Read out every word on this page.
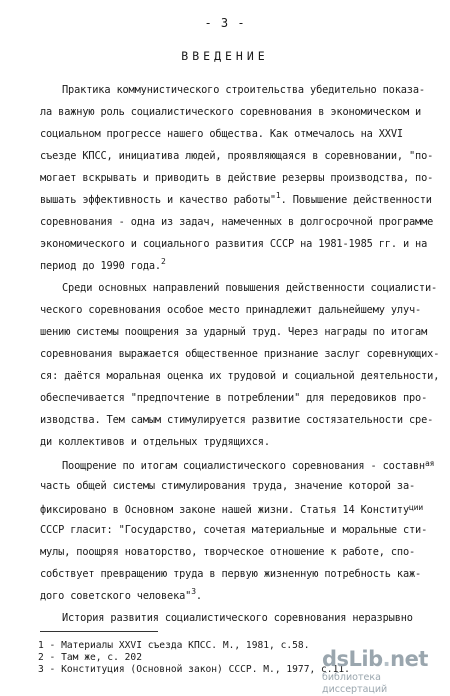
- 3 -
ВВЕДЕНИЕ
Практика коммунистического строительства убедительно показа-
ла важную роль социалистического соревнования в экономическом и
социальном прогрессе нашего общества. Как отмечалось на XXVI
съезде КПСС, инициатива людей, проявляющаяся в соревновании, "по-
могает вскрывать и приводить в действие резервы производства, по-
вышать эффективность и качество работы"$^1$. Повышение действенности
соревнования - одна из задач, намеченных в долгосрочной программе
экономического и социального развития СССР на 1981-1985 гг. и на
период до 1990 года.$^2$
Среди основных направлений повышения действенности социалисти-
ческого соревнования особое место принадлежит дальнейшему улуч-
шению системы поощрения за ударный труд. Через награды по итогам
соревнования выражается общественное признание заслуг соревнующих-
ся: даётся моральная оценка их трудовой и социальной деятельности,
обеспечивается "предпочтение в потреблении" для передовиков про-
изводства. Тем самым стимулируется развитие состязательности сре-
ди коллективов и отдельных трудящихся.
Поощрение по итогам социалистического соревнования - составн$^{ая}$
часть общей системы стимулирования труда, значение которой за-
фиксировано в Основном законе нашей жизни. Статья 14 Конститу$^{ции}$
СССР гласит: "Государство, сочетая материальные и моральные сти-
мулы, поощряя новаторство, творческое отношение к работе, спо-
собствует превращению труда в первую жизненную потребность каж-
дого советского человека"$^3$.
История развития социалистического соревнования неразрывно
1 - Материалы XXVI съезда КПСС. М., 1981, с.58.
2 - Там же, с. 202
3 - Конституция (Основной закон) СССР. М., 1977, с.11.
dsLib.net
библиотека диссертаций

================================

PROBLEM STATEMENT:
Working from the entries above, return all lines that contain "итогам".

REPLY:
шению системы поощрения за ударный труд. Через награды по итогам
Поощрение по итогам социалистического соревнования - составн$^{ая}$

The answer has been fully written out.